### Instructions to follow
Leave out the pictures and copy each record below exactly.

* * * *

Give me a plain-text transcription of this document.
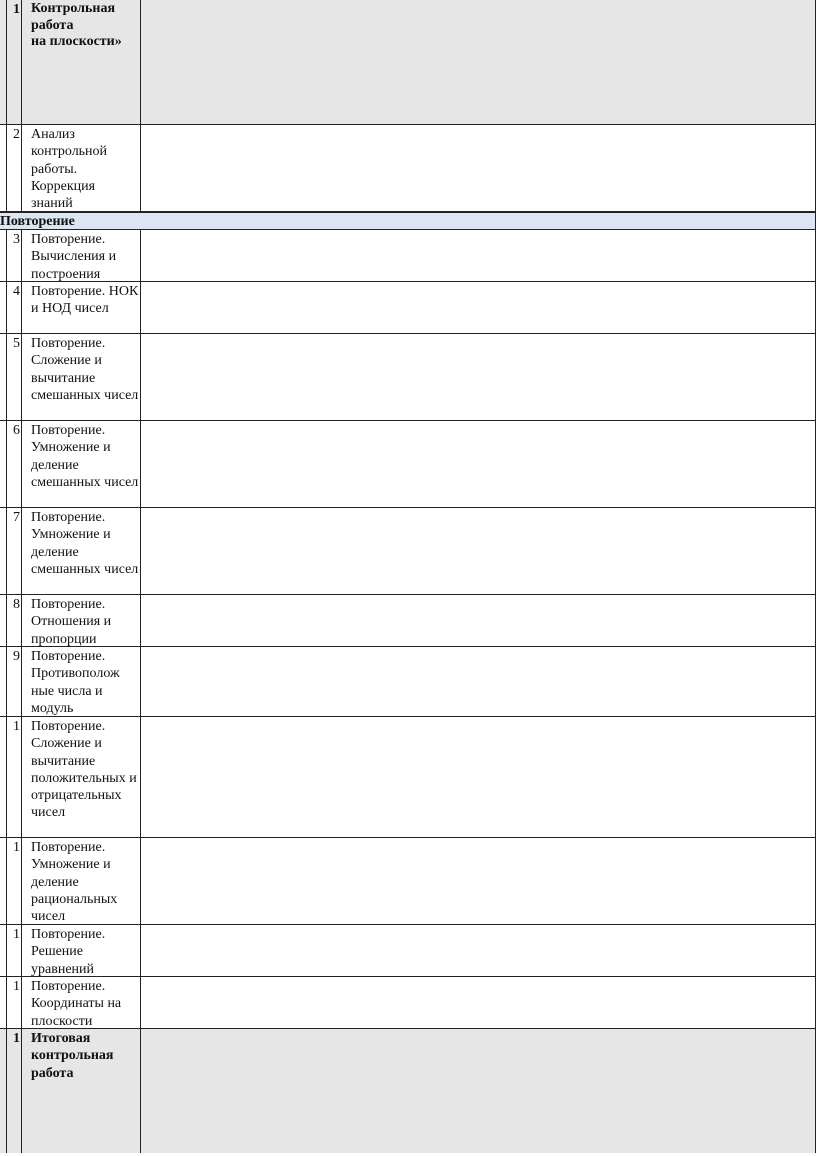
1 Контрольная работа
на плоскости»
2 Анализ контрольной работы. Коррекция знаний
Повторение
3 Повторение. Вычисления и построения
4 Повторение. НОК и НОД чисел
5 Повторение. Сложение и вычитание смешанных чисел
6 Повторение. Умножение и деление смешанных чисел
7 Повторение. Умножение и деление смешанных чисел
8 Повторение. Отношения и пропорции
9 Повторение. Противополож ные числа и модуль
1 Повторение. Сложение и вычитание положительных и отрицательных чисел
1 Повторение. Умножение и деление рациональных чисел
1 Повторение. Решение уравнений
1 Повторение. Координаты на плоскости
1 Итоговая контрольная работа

* * * *

### Exercise output
Give me a plain-text transcription of this document.
1 Контрольная работа
на плоскости»
2 Анализ контрольной работы. Коррекция знаний
Повторение
3 Повторение. Вычисления и построения
4 Повторение. НОК и НОД чисел
5 Повторение. Сложение и вычитание смешанных чисел
6 Повторение. Умножение и деление смешанных чисел
7 Повторение. Умножение и деление смешанных чисел
8 Повторение. Отношения и пропорции
9 Повторение. Противополож ные числа и модуль
1 Повторение. Сложение и вычитание положительных и отрицательных чисел
1 Повторение. Умножение и деление рациональных чисел
1 Повторение. Решение уравнений
1 Повторение. Координаты на плоскости
1 Итоговая контрольная работа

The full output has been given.